### To be done
For the material that follows, list every line containing the word "price".

**********

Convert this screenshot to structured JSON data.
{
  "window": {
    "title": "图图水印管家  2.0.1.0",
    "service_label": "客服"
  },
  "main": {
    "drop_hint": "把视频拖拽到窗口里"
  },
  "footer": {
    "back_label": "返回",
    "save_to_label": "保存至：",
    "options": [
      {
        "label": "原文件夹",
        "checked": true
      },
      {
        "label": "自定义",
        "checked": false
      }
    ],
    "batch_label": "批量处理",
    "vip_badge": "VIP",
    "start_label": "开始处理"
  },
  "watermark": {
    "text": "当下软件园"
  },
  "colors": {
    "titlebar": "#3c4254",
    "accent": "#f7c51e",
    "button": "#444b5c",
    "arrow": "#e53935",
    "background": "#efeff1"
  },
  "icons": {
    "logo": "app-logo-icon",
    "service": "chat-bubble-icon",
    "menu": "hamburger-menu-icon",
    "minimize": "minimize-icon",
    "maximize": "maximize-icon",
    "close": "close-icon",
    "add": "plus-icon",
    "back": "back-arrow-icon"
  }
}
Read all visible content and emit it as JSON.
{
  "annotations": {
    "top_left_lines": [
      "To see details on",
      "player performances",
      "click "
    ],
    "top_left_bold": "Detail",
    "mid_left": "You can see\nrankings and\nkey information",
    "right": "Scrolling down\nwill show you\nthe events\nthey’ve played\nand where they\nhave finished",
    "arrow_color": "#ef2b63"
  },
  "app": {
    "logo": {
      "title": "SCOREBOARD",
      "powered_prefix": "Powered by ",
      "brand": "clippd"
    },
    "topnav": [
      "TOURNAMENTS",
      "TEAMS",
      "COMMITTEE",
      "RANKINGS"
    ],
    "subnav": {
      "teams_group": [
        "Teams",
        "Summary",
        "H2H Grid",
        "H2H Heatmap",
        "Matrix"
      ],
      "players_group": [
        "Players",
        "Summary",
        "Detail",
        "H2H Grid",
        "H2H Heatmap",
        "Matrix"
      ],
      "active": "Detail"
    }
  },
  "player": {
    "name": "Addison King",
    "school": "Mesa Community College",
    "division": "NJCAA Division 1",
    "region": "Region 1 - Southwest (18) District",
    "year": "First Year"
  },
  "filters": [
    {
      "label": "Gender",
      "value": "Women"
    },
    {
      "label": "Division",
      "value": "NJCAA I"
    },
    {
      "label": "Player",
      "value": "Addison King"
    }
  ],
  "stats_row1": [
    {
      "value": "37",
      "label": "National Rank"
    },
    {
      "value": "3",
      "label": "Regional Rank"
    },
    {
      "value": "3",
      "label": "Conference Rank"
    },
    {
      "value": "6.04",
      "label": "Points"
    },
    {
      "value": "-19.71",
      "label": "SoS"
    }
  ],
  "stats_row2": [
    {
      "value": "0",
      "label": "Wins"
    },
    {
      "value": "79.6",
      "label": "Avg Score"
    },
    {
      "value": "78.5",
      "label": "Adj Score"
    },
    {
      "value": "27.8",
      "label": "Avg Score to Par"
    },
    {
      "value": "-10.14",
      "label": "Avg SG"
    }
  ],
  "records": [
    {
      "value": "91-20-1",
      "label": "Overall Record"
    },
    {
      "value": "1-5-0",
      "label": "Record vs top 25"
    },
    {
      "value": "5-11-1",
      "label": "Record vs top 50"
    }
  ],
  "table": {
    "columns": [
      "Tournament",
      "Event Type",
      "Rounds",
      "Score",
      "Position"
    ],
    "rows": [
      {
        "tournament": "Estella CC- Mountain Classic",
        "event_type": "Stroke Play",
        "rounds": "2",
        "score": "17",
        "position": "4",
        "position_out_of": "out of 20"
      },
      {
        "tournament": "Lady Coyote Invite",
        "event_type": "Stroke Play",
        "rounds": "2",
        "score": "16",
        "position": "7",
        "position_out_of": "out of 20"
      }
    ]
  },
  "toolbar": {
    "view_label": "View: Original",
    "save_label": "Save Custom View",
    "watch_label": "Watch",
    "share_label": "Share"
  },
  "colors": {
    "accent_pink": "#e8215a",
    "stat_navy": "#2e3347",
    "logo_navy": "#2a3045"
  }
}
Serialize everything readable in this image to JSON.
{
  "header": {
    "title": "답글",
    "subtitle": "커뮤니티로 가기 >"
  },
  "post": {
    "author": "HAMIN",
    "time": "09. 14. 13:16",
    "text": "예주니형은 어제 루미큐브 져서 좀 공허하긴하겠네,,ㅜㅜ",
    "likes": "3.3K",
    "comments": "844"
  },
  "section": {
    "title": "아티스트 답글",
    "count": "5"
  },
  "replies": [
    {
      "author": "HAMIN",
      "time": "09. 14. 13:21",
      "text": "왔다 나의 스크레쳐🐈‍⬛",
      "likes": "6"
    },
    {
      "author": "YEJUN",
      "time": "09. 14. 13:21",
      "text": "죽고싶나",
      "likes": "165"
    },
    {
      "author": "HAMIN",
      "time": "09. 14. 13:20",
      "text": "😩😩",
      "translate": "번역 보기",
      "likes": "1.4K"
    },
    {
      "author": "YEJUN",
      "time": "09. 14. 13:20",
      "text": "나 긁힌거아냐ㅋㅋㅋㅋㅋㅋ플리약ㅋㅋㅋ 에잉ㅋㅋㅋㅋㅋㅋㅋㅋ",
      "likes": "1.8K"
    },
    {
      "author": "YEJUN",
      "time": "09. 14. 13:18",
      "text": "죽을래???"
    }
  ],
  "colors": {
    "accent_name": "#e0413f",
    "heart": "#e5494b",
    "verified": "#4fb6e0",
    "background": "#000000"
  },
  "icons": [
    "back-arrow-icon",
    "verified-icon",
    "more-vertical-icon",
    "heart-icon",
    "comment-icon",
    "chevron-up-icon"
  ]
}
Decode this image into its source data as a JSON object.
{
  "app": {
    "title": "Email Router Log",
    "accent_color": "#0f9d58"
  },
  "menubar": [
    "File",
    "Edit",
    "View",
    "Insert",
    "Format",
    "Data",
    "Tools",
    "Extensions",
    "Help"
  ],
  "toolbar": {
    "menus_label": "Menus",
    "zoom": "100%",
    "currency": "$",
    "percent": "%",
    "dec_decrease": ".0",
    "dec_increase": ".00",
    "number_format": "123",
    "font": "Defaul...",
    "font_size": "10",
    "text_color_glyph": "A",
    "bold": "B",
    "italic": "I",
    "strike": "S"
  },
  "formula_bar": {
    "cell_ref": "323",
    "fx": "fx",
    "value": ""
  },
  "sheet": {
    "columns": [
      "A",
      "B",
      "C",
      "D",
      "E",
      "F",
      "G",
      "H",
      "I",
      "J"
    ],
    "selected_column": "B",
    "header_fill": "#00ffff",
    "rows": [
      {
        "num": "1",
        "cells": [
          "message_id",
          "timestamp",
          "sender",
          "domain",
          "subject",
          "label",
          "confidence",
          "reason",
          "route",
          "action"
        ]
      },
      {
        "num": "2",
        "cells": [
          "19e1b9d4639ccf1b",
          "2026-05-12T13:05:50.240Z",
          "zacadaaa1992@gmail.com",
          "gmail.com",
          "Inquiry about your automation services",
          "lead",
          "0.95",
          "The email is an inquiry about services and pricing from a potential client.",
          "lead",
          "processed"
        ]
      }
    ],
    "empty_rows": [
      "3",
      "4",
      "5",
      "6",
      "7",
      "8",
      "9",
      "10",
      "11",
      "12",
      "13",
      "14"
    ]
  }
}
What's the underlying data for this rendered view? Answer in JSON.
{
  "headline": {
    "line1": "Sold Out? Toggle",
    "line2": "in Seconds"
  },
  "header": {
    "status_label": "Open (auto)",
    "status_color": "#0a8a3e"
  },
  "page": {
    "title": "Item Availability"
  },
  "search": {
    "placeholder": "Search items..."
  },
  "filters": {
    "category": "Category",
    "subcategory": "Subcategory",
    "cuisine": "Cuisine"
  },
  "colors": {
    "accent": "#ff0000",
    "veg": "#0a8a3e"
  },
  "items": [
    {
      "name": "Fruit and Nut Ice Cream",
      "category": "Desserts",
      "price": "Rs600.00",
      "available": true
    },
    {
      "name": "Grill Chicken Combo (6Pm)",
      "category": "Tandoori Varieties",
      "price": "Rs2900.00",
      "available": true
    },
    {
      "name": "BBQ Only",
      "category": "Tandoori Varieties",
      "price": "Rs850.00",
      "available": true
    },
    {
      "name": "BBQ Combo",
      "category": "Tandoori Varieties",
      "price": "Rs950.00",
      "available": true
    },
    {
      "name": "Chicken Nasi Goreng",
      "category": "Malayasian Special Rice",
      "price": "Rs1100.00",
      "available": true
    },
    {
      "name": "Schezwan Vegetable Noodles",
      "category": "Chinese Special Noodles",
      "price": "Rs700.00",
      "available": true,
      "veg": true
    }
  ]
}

**********

### Written reply
      "price": "Rs600.00",
      "price": "Rs2900.00",
      "price": "Rs850.00",
      "price": "Rs950.00",
      "price": "Rs1100.00",
      "price": "Rs700.00",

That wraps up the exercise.